(Figure content listings)
>>>>>
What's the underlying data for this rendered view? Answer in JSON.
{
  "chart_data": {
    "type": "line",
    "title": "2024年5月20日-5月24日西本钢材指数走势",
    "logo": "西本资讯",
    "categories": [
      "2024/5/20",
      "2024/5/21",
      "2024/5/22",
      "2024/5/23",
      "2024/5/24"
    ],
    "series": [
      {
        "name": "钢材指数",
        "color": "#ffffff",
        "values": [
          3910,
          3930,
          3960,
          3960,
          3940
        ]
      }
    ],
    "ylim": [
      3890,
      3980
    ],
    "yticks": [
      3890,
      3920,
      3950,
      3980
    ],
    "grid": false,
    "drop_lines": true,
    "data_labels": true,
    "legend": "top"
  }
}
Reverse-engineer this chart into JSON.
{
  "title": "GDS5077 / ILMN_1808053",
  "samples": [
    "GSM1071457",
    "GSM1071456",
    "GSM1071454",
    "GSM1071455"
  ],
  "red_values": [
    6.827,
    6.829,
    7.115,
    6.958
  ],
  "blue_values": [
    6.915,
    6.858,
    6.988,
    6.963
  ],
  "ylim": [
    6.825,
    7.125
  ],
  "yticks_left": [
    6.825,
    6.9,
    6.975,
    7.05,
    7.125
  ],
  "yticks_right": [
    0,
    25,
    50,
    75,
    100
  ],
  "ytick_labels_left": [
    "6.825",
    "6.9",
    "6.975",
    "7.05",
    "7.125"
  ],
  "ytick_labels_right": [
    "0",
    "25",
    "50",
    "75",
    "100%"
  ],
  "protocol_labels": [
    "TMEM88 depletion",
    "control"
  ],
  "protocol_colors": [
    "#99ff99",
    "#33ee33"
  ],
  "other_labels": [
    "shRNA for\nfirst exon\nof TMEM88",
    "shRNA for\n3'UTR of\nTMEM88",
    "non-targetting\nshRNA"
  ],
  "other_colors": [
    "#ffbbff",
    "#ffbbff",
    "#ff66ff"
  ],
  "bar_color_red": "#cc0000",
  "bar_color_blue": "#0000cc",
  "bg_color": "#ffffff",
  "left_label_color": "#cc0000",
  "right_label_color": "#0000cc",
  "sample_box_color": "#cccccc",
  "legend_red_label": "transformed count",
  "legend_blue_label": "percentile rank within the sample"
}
<<<<<
The request
Write the material out again word for word.

Response
What's the underlying data for this rendered view? Answer in JSON.
{
  "chart_data": {
    "type": "line",
    "title": "2024年5月20日-5月24日西本钢材指数走势",
    "logo": "西本资讯",
    "categories": [
      "2024/5/20",
      "2024/5/21",
      "2024/5/22",
      "2024/5/23",
      "2024/5/24"
    ],
    "series": [
      {
        "name": "钢材指数",
        "color": "#ffffff",
        "values": [
          3910,
          3930,
          3960,
          3960,
          3940
        ]
      }
    ],
    "ylim": [
      3890,
      3980
    ],
    "yticks": [
      3890,
      3920,
      3950,
      3980
    ],
    "grid": false,
    "drop_lines": true,
    "data_labels": true,
    "legend": "top"
  }
}
Reverse-engineer this chart into JSON.
{
  "title": "GDS5077 / ILMN_1808053",
  "samples": [
    "GSM1071457",
    "GSM1071456",
    "GSM1071454",
    "GSM1071455"
  ],
  "red_values": [
    6.827,
    6.829,
    7.115,
    6.958
  ],
  "blue_values": [
    6.915,
    6.858,
    6.988,
    6.963
  ],
  "ylim": [
    6.825,
    7.125
  ],
  "yticks_left": [
    6.825,
    6.9,
    6.975,
    7.05,
    7.125
  ],
  "yticks_right": [
    0,
    25,
    50,
    75,
    100
  ],
  "ytick_labels_left": [
    "6.825",
    "6.9",
    "6.975",
    "7.05",
    "7.125"
  ],
  "ytick_labels_right": [
    "0",
    "25",
    "50",
    "75",
    "100%"
  ],
  "protocol_labels": [
    "TMEM88 depletion",
    "control"
  ],
  "protocol_colors": [
    "#99ff99",
    "#33ee33"
  ],
  "other_labels": [
    "shRNA for\nfirst exon\nof TMEM88",
    "shRNA for\n3'UTR of\nTMEM88",
    "non-targetting\nshRNA"
  ],
  "other_colors": [
    "#ffbbff",
    "#ffbbff",
    "#ff66ff"
  ],
  "bar_color_red": "#cc0000",
  "bar_color_blue": "#0000cc",
  "bg_color": "#ffffff",
  "left_label_color": "#cc0000",
  "right_label_color": "#0000cc",
  "sample_box_color": "#cccccc",
  "legend_red_label": "transformed count",
  "legend_blue_label": "percentile rank within the sample"
}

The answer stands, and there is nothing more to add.